Data entries for graphics
((
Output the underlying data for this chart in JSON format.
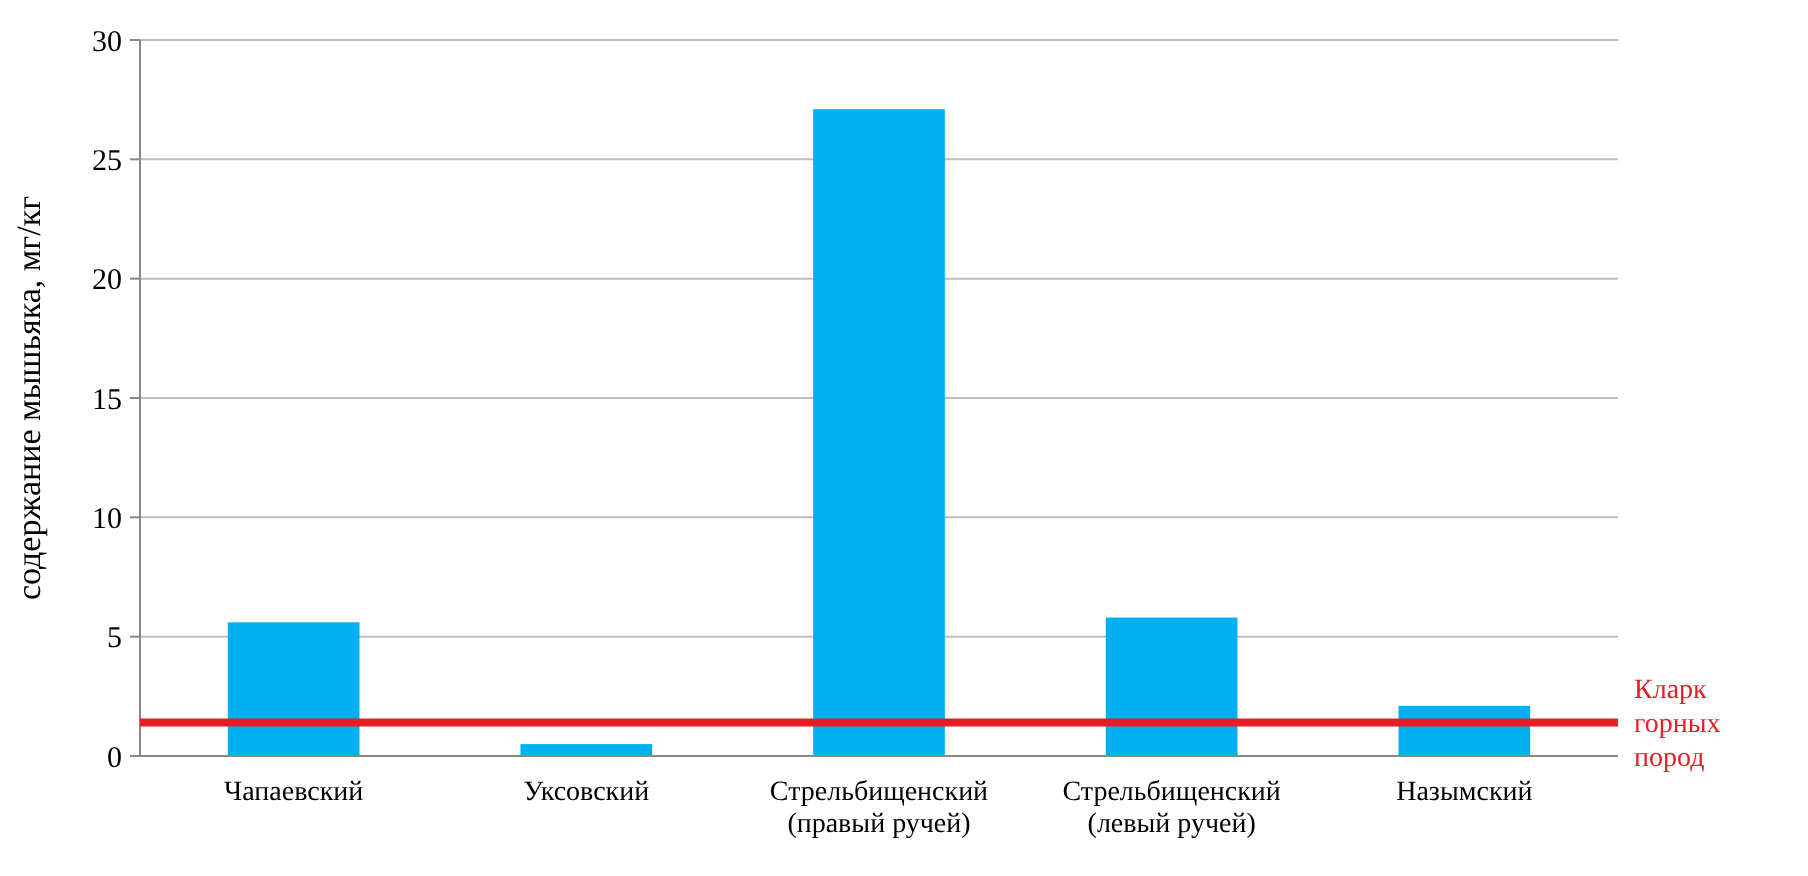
{
  "chart_data": {
    "type": "bar",
    "ylabel": "содержание мышьяка, мг/кг",
    "categories": [
      "Чапаевский",
      "Уксовский",
      "Стрельбищенский\n(правый ручей)",
      "Стрельбищенский\n(левый ручей)",
      "Назымский"
    ],
    "values": [
      5.6,
      0.5,
      27.1,
      5.8,
      2.1
    ],
    "color": "#00b0f0",
    "ylim": [
      0,
      30
    ],
    "yticks": [
      0,
      5,
      10,
      15,
      20,
      25,
      30
    ],
    "grid": "y",
    "ref_lines": [
      {
        "axis": "y",
        "value": 1.4,
        "label": "Кларк\nгорных\nпород",
        "color": "#e31e24"
      }
    ]
  }
}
))
Task to carry out:
Drop the images and repeat the data exactly.

Task result:
Output the underlying data for this chart in JSON format.
{
  "chart_data": {
    "type": "bar",
    "ylabel": "содержание мышьяка, мг/кг",
    "categories": [
      "Чапаевский",
      "Уксовский",
      "Стрельбищенский\n(правый ручей)",
      "Стрельбищенский\n(левый ручей)",
      "Назымский"
    ],
    "values": [
      5.6,
      0.5,
      27.1,
      5.8,
      2.1
    ],
    "color": "#00b0f0",
    "ylim": [
      0,
      30
    ],
    "yticks": [
      0,
      5,
      10,
      15,
      20,
      25,
      30
    ],
    "grid": "y",
    "ref_lines": [
      {
        "axis": "y",
        "value": 1.4,
        "label": "Кларк\nгорных\nпород",
        "color": "#e31e24"
      }
    ]
  }
}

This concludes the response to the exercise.